Leave out the pictures and copy each record below exactly.

━━━ THE DATA ━━━

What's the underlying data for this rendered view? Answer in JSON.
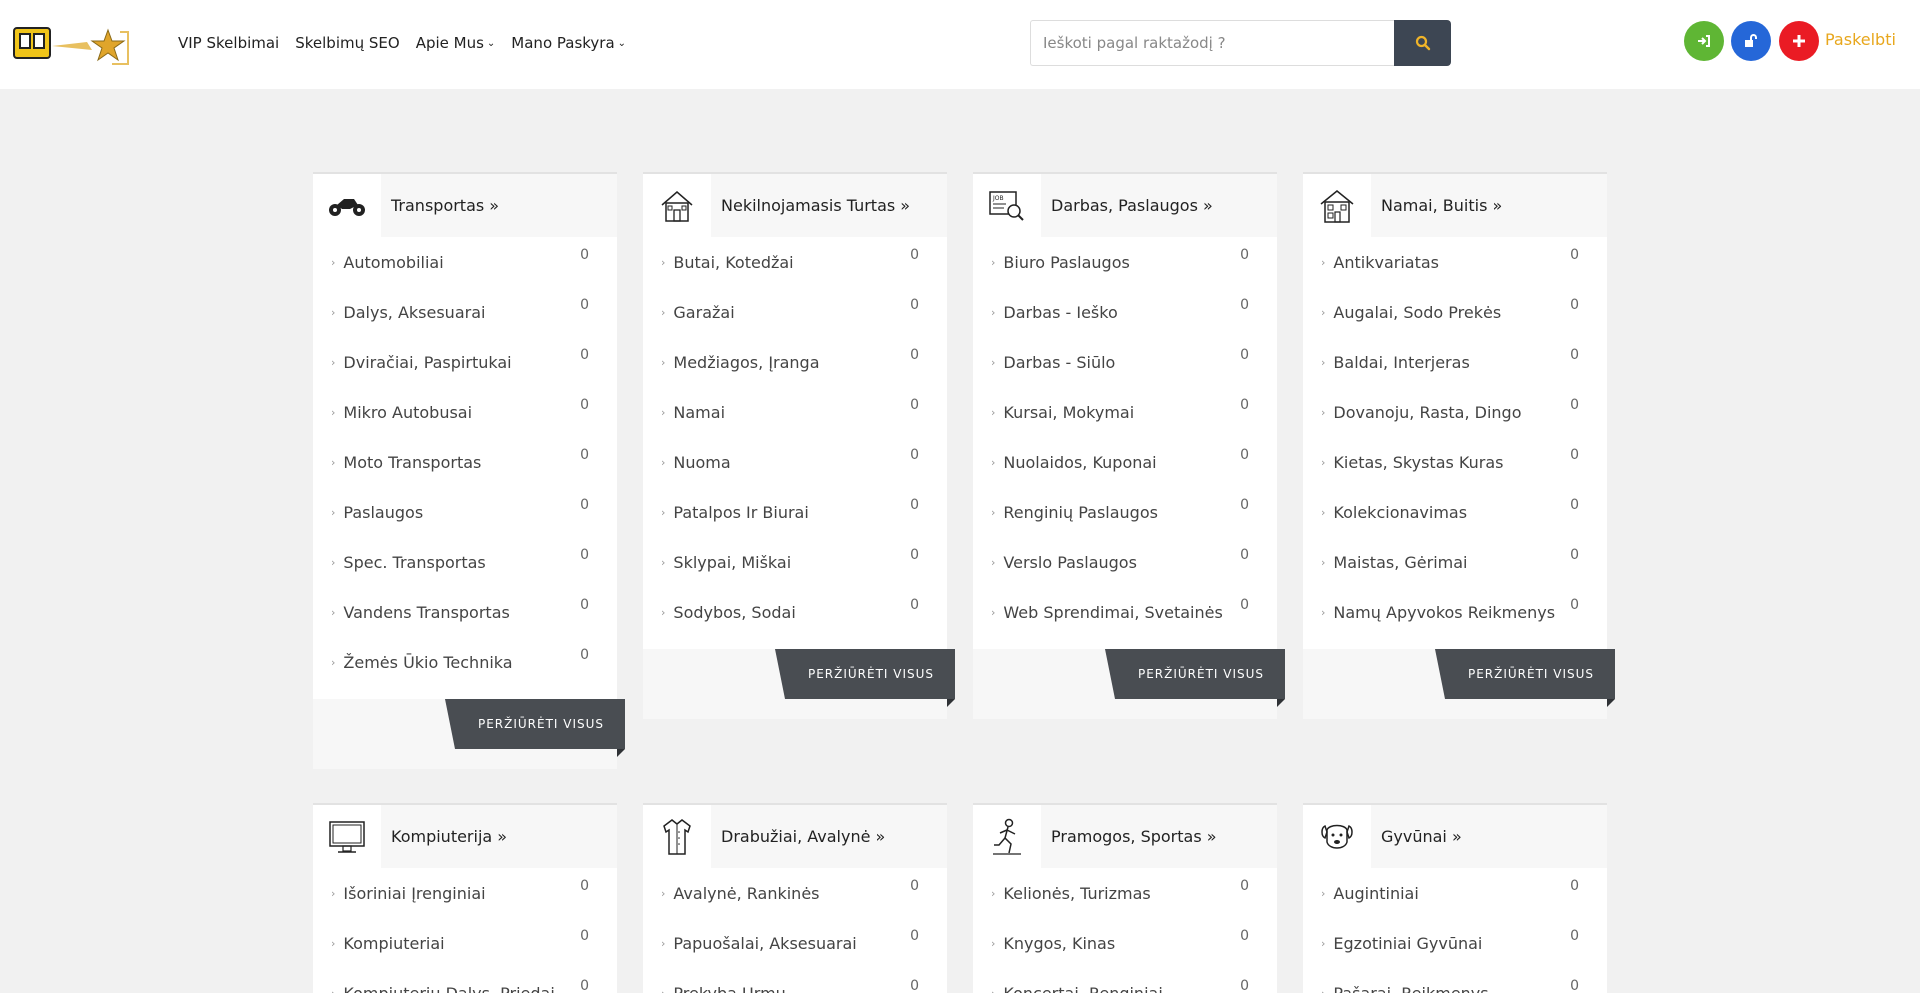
{
  "nav": {
    "items": [
      {
        "label": "VIP Skelbimai",
        "dropdown": false
      },
      {
        "label": "Skelbimų SEO",
        "dropdown": false
      },
      {
        "label": "Apie Mus",
        "dropdown": true
      },
      {
        "label": "Mano Paskyra",
        "dropdown": true
      }
    ]
  },
  "search": {
    "placeholder": "Ieškoti pagal raktažodį ?"
  },
  "actions": {
    "post_label": "Paskelbti"
  },
  "view_all_label": "PERŽIŪRĖTI VISUS",
  "colors": {
    "login": "#5fb634",
    "register": "#2567d8",
    "post": "#ea1b24",
    "post_text": "#e8a71d",
    "search_btn": "#3d4653"
  },
  "categories": [
    {
      "title": "Transportas »",
      "icon": "motorcycle-icon",
      "items": [
        {
          "label": "Automobiliai",
          "count": "0"
        },
        {
          "label": "Dalys, Aksesuarai",
          "count": "0"
        },
        {
          "label": "Dviračiai, Paspirtukai",
          "count": "0"
        },
        {
          "label": "Mikro Autobusai",
          "count": "0"
        },
        {
          "label": "Moto Transportas",
          "count": "0"
        },
        {
          "label": "Paslaugos",
          "count": "0"
        },
        {
          "label": "Spec. Transportas",
          "count": "0"
        },
        {
          "label": "Vandens Transportas",
          "count": "0"
        },
        {
          "label": "Žemės Ūkio Technika",
          "count": "0"
        }
      ]
    },
    {
      "title": "Nekilnojamasis Turtas »",
      "icon": "house-icon",
      "items": [
        {
          "label": "Butai, Kotedžai",
          "count": "0"
        },
        {
          "label": "Garažai",
          "count": "0"
        },
        {
          "label": "Medžiagos, Įranga",
          "count": "0"
        },
        {
          "label": "Namai",
          "count": "0"
        },
        {
          "label": "Nuoma",
          "count": "0"
        },
        {
          "label": "Patalpos Ir Biurai",
          "count": "0"
        },
        {
          "label": "Sklypai, Miškai",
          "count": "0"
        },
        {
          "label": "Sodybos, Sodai",
          "count": "0"
        }
      ]
    },
    {
      "title": "Darbas, Paslaugos »",
      "icon": "job-search-icon",
      "items": [
        {
          "label": "Biuro Paslaugos",
          "count": "0"
        },
        {
          "label": "Darbas - Ieško",
          "count": "0"
        },
        {
          "label": "Darbas - Siūlo",
          "count": "0"
        },
        {
          "label": "Kursai, Mokymai",
          "count": "0"
        },
        {
          "label": "Nuolaidos, Kuponai",
          "count": "0"
        },
        {
          "label": "Renginių Paslaugos",
          "count": "0"
        },
        {
          "label": "Verslo Paslaugos",
          "count": "0"
        },
        {
          "label": "Web Sprendimai, Svetainės",
          "count": "0"
        }
      ]
    },
    {
      "title": "Namai, Buitis »",
      "icon": "home-building-icon",
      "items": [
        {
          "label": "Antikvariatas",
          "count": "0"
        },
        {
          "label": "Augalai, Sodo Prekės",
          "count": "0"
        },
        {
          "label": "Baldai, Interjeras",
          "count": "0"
        },
        {
          "label": "Dovanoju, Rasta, Dingo",
          "count": "0"
        },
        {
          "label": "Kietas, Skystas Kuras",
          "count": "0"
        },
        {
          "label": "Kolekcionavimas",
          "count": "0"
        },
        {
          "label": "Maistas, Gėrimai",
          "count": "0"
        },
        {
          "label": "Namų Apyvokos Reikmenys",
          "count": "0"
        }
      ]
    },
    {
      "title": "Kompiuterija »",
      "icon": "monitor-icon",
      "items": [
        {
          "label": "Išoriniai Įrenginiai",
          "count": "0"
        },
        {
          "label": "Kompiuteriai",
          "count": "0"
        },
        {
          "label": "Kompiuterių Dalys, Priedai",
          "count": "0"
        }
      ]
    },
    {
      "title": "Drabužiai, Avalynė »",
      "icon": "shirt-icon",
      "items": [
        {
          "label": "Avalynė, Rankinės",
          "count": "0"
        },
        {
          "label": "Papuošalai, Aksesuarai",
          "count": "0"
        },
        {
          "label": "Prekyba Urmu",
          "count": "0"
        }
      ]
    },
    {
      "title": "Pramogos, Sportas »",
      "icon": "sport-icon",
      "items": [
        {
          "label": "Kelionės, Turizmas",
          "count": "0"
        },
        {
          "label": "Knygos, Kinas",
          "count": "0"
        },
        {
          "label": "Koncertai, Renginiai",
          "count": "0"
        }
      ]
    },
    {
      "title": "Gyvūnai »",
      "icon": "dog-icon",
      "items": [
        {
          "label": "Augintiniai",
          "count": "0"
        },
        {
          "label": "Egzotiniai Gyvūnai",
          "count": "0"
        },
        {
          "label": "Pašarai, Reikmenys",
          "count": "0"
        }
      ]
    }
  ]
}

━━━

__EXERCISE RESULT__:
What's the underlying data for this rendered view? Answer in JSON.
{
  "nav": {
    "items": [
      {
        "label": "VIP Skelbimai",
        "dropdown": false
      },
      {
        "label": "Skelbimų SEO",
        "dropdown": false
      },
      {
        "label": "Apie Mus",
        "dropdown": true
      },
      {
        "label": "Mano Paskyra",
        "dropdown": true
      }
    ]
  },
  "search": {
    "placeholder": "Ieškoti pagal raktažodį ?"
  },
  "actions": {
    "post_label": "Paskelbti"
  },
  "view_all_label": "PERŽIŪRĖTI VISUS",
  "colors": {
    "login": "#5fb634",
    "register": "#2567d8",
    "post": "#ea1b24",
    "post_text": "#e8a71d",
    "search_btn": "#3d4653"
  },
  "categories": [
    {
      "title": "Transportas »",
      "icon": "motorcycle-icon",
      "items": [
        {
          "label": "Automobiliai",
          "count": "0"
        },
        {
          "label": "Dalys, Aksesuarai",
          "count": "0"
        },
        {
          "label": "Dviračiai, Paspirtukai",
          "count": "0"
        },
        {
          "label": "Mikro Autobusai",
          "count": "0"
        },
        {
          "label": "Moto Transportas",
          "count": "0"
        },
        {
          "label": "Paslaugos",
          "count": "0"
        },
        {
          "label": "Spec. Transportas",
          "count": "0"
        },
        {
          "label": "Vandens Transportas",
          "count": "0"
        },
        {
          "label": "Žemės Ūkio Technika",
          "count": "0"
        }
      ]
    },
    {
      "title": "Nekilnojamasis Turtas »",
      "icon": "house-icon",
      "items": [
        {
          "label": "Butai, Kotedžai",
          "count": "0"
        },
        {
          "label": "Garažai",
          "count": "0"
        },
        {
          "label": "Medžiagos, Įranga",
          "count": "0"
        },
        {
          "label": "Namai",
          "count": "0"
        },
        {
          "label": "Nuoma",
          "count": "0"
        },
        {
          "label": "Patalpos Ir Biurai",
          "count": "0"
        },
        {
          "label": "Sklypai, Miškai",
          "count": "0"
        },
        {
          "label": "Sodybos, Sodai",
          "count": "0"
        }
      ]
    },
    {
      "title": "Darbas, Paslaugos »",
      "icon": "job-search-icon",
      "items": [
        {
          "label": "Biuro Paslaugos",
          "count": "0"
        },
        {
          "label": "Darbas - Ieško",
          "count": "0"
        },
        {
          "label": "Darbas - Siūlo",
          "count": "0"
        },
        {
          "label": "Kursai, Mokymai",
          "count": "0"
        },
        {
          "label": "Nuolaidos, Kuponai",
          "count": "0"
        },
        {
          "label": "Renginių Paslaugos",
          "count": "0"
        },
        {
          "label": "Verslo Paslaugos",
          "count": "0"
        },
        {
          "label": "Web Sprendimai, Svetainės",
          "count": "0"
        }
      ]
    },
    {
      "title": "Namai, Buitis »",
      "icon": "home-building-icon",
      "items": [
        {
          "label": "Antikvariatas",
          "count": "0"
        },
        {
          "label": "Augalai, Sodo Prekės",
          "count": "0"
        },
        {
          "label": "Baldai, Interjeras",
          "count": "0"
        },
        {
          "label": "Dovanoju, Rasta, Dingo",
          "count": "0"
        },
        {
          "label": "Kietas, Skystas Kuras",
          "count": "0"
        },
        {
          "label": "Kolekcionavimas",
          "count": "0"
        },
        {
          "label": "Maistas, Gėrimai",
          "count": "0"
        },
        {
          "label": "Namų Apyvokos Reikmenys",
          "count": "0"
        }
      ]
    },
    {
      "title": "Kompiuterija »",
      "icon": "monitor-icon",
      "items": [
        {
          "label": "Išoriniai Įrenginiai",
          "count": "0"
        },
        {
          "label": "Kompiuteriai",
          "count": "0"
        },
        {
          "label": "Kompiuterių Dalys, Priedai",
          "count": "0"
        }
      ]
    },
    {
      "title": "Drabužiai, Avalynė »",
      "icon": "shirt-icon",
      "items": [
        {
          "label": "Avalynė, Rankinės",
          "count": "0"
        },
        {
          "label": "Papuošalai, Aksesuarai",
          "count": "0"
        },
        {
          "label": "Prekyba Urmu",
          "count": "0"
        }
      ]
    },
    {
      "title": "Pramogos, Sportas »",
      "icon": "sport-icon",
      "items": [
        {
          "label": "Kelionės, Turizmas",
          "count": "0"
        },
        {
          "label": "Knygos, Kinas",
          "count": "0"
        },
        {
          "label": "Koncertai, Renginiai",
          "count": "0"
        }
      ]
    },
    {
      "title": "Gyvūnai »",
      "icon": "dog-icon",
      "items": [
        {
          "label": "Augintiniai",
          "count": "0"
        },
        {
          "label": "Egzotiniai Gyvūnai",
          "count": "0"
        },
        {
          "label": "Pašarai, Reikmenys",
          "count": "0"
        }
      ]
    }
  ]
}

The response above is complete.